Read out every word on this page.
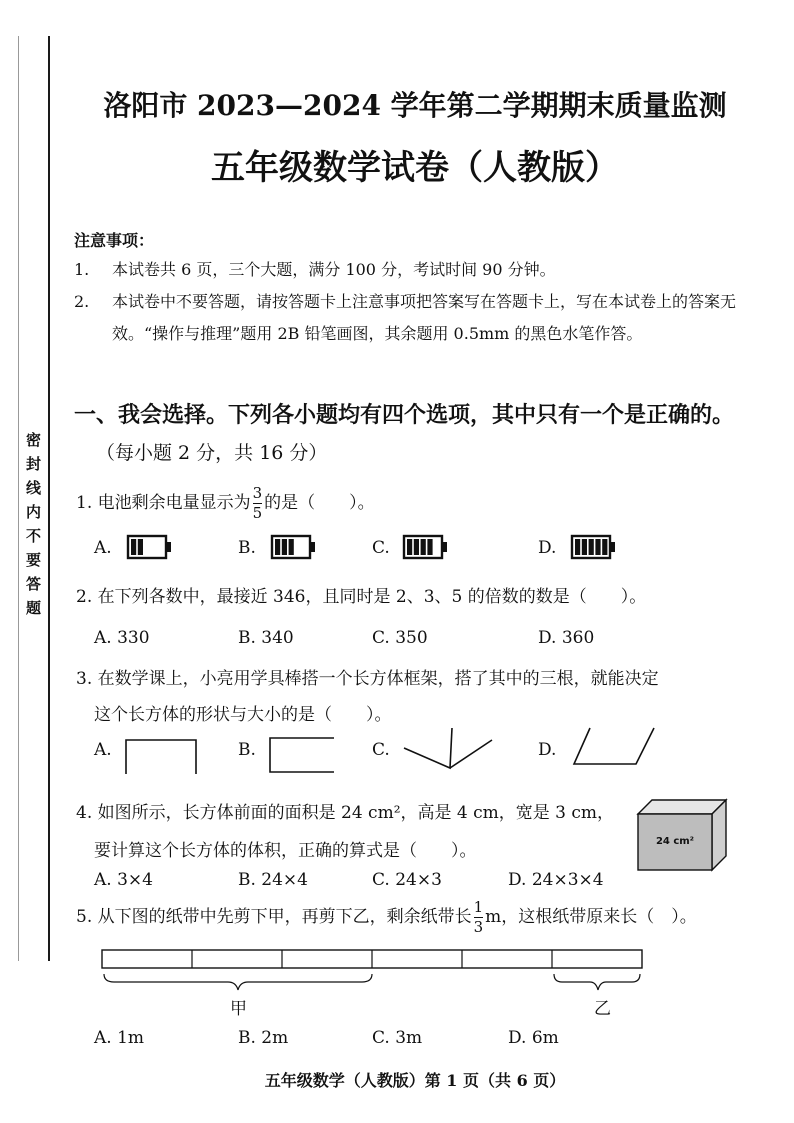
密封线内不要答题
洛阳市 2023—2024 学年第二学期期末质量监测
五年级数学试卷（人教版）
注意事项：
1. 本试卷共 6 页，三个大题，满分 100 分，考试时间 90 分钟。
2. 本试卷中不要答题，请按答题卡上注意事项把答案写在答题卡上，写在本试卷上的答案无效。“操作与推理”题用 2B 铅笔画图，其余题用 0.5mm 的黑色水笔作答。
一、我会选择。下列各小题均有四个选项，其中只有一个是正确的。
（每小题 2 分，共 16 分）
1. 电池剩余电量显示为 $\frac{3}{5}$ 的是（　　）。
A.	B.	C.	D.
2. 在下列各数中，最接近 346，且同时是 2、3、5 的倍数的数是（　　）。
A. 330	B. 340	C. 350	D. 360
3. 在数学课上，小亮用学具棒搭一个长方体框架，搭了其中的三根，就能决定
这个长方体的形状与大小的是（　　）。
A.	B.	C.	D.
4. 如图所示，长方体前面的面积是 24 cm²，高是 4 cm，宽是 3 cm，
要计算这个长方体的体积，正确的算式是（　　）。
A. 3×4	B. 24×4	C. 24×3	D. 24×3×4
24 cm²
5. 从下图的纸带中先剪下甲，再剪下乙，剩余纸带长 $\frac{1}{3}$ m，这根纸带原来长（　）。
甲	乙
A. 1m	B. 2m	C. 3m	D. 6m
五年级数学（人教版）第 1 页（共 6 页）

> **Exercise task**:
Images in the records should not be copied. Repeat all the rest exactly.

> **Output**:
Read out every word on this page.
密封线内不要答题
洛阳市 2023—2024 学年第二学期期末质量监测
五年级数学试卷（人教版）
注意事项：
1. 本试卷共 6 页，三个大题，满分 100 分，考试时间 90 分钟。
2. 本试卷中不要答题，请按答题卡上注意事项把答案写在答题卡上，写在本试卷上的答案无效。“操作与推理”题用 2B 铅笔画图，其余题用 0.5mm 的黑色水笔作答。
一、我会选择。下列各小题均有四个选项，其中只有一个是正确的。
（每小题 2 分，共 16 分）
1. 电池剩余电量显示为 $\frac{3}{5}$ 的是（　　）。
A.	B.	C.	D.
2. 在下列各数中，最接近 346，且同时是 2、3、5 的倍数的数是（　　）。
A. 330	B. 340	C. 350	D. 360
3. 在数学课上，小亮用学具棒搭一个长方体框架，搭了其中的三根，就能决定
这个长方体的形状与大小的是（　　）。
A.	B.	C.	D.
4. 如图所示，长方体前面的面积是 24 cm²，高是 4 cm，宽是 3 cm，
要计算这个长方体的体积，正确的算式是（　　）。
A. 3×4	B. 24×4	C. 24×3	D. 24×3×4
24 cm²
5. 从下图的纸带中先剪下甲，再剪下乙，剩余纸带长 $\frac{1}{3}$ m，这根纸带原来长（　）。
甲	乙
A. 1m	B. 2m	C. 3m	D. 6m
五年级数学（人教版）第 1 页（共 6 页）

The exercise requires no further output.